Please report every line from the material that contains the word "sudden".
─── Extracted records ───
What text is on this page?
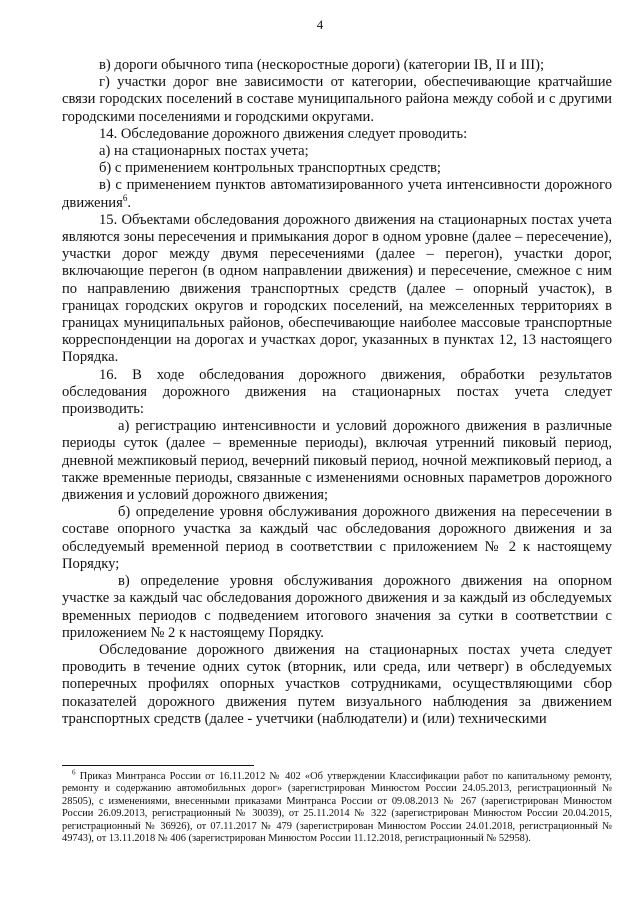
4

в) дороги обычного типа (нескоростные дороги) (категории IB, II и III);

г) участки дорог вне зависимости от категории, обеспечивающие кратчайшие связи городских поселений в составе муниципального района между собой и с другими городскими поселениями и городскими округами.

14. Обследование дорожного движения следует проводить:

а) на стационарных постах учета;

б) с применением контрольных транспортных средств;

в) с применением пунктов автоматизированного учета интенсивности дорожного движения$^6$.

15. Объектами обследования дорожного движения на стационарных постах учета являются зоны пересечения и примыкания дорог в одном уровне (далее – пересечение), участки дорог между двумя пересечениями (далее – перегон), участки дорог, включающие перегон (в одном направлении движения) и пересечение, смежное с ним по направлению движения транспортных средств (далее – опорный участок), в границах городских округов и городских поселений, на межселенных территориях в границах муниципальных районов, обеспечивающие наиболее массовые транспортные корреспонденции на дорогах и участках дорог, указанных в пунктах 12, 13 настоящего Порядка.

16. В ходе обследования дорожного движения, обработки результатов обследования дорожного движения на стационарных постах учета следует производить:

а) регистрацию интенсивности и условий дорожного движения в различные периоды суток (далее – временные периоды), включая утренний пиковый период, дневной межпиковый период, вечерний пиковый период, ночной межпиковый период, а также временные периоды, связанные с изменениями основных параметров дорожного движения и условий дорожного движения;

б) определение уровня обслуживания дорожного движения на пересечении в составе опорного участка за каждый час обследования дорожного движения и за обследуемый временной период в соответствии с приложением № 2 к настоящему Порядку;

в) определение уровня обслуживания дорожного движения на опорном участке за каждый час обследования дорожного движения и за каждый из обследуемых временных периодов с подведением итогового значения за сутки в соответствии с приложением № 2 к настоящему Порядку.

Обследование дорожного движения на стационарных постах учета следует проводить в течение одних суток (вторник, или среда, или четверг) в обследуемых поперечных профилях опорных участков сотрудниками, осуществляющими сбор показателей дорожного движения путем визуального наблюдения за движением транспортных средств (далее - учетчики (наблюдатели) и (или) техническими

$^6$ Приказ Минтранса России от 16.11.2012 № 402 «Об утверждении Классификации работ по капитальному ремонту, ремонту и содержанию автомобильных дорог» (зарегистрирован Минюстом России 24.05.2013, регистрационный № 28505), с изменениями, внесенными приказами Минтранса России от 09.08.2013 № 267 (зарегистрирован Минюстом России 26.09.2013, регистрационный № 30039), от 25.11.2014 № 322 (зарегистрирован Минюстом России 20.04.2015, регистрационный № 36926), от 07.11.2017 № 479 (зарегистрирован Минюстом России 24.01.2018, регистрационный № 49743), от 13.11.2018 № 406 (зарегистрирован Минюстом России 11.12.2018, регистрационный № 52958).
───
─── Extracted records ───
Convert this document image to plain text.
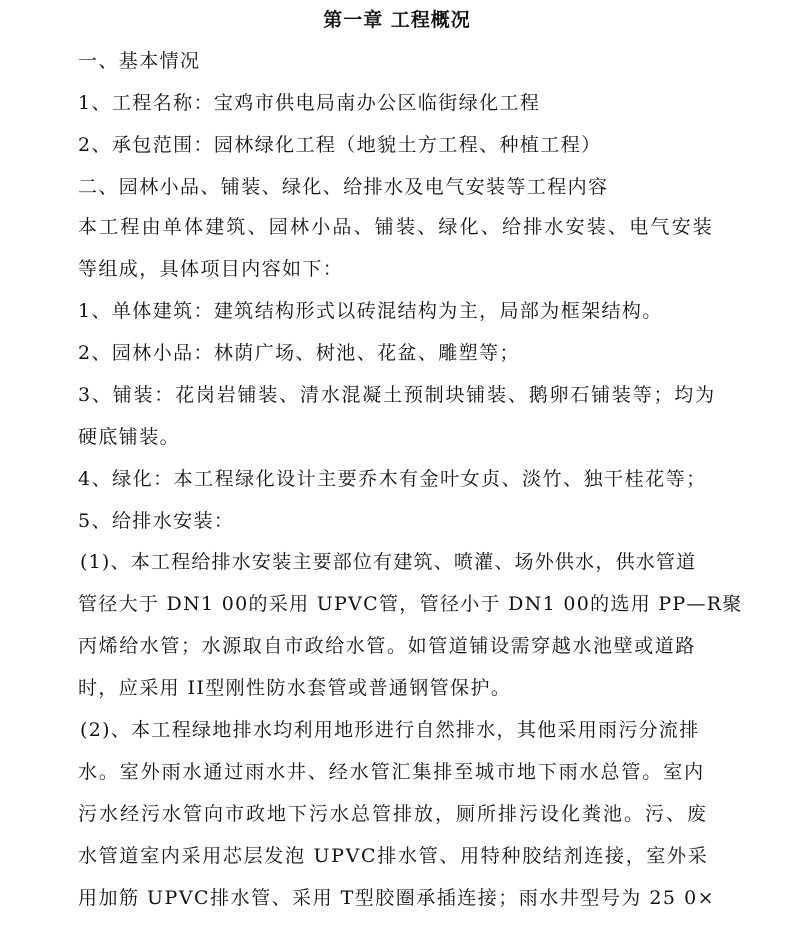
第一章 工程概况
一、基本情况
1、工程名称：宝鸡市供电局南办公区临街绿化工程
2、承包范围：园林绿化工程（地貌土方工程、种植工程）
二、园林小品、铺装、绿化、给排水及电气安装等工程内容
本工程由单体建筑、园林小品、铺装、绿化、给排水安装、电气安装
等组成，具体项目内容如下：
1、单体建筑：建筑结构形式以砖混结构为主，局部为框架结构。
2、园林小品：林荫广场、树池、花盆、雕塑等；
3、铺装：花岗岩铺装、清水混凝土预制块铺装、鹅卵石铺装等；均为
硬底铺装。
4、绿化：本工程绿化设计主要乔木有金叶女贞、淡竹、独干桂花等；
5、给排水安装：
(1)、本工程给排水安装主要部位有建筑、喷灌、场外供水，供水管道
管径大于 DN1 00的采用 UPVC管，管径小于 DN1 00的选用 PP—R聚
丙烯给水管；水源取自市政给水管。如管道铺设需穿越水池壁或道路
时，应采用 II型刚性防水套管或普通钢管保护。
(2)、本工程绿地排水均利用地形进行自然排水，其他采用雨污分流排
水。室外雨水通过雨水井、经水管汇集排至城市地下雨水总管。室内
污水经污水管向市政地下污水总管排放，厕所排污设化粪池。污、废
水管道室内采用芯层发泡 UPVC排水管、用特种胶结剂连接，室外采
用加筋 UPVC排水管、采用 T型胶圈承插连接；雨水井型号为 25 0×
───
─── Extracted records ───
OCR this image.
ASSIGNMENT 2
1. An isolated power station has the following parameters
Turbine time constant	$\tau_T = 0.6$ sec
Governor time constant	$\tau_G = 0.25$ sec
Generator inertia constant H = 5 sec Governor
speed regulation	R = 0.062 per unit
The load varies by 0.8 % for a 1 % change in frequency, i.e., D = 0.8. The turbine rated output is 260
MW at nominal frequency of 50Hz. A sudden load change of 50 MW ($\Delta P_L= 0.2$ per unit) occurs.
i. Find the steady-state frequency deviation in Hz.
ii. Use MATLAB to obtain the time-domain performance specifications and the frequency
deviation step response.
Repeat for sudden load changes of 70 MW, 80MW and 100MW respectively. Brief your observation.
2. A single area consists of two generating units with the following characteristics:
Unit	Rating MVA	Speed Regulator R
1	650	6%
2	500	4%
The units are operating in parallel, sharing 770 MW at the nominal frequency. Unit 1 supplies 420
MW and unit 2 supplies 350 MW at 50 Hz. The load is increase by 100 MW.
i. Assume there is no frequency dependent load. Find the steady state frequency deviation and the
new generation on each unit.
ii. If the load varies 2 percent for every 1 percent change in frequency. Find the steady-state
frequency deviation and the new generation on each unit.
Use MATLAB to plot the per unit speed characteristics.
───
Task answer:
MW at nominal frequency of 50Hz. A sudden load change of 50 MW ($\Delta P_L= 0.2$ per unit) occurs.
Repeat for sudden load changes of 70 MW, 80MW and 100MW respectively. Brief your observation.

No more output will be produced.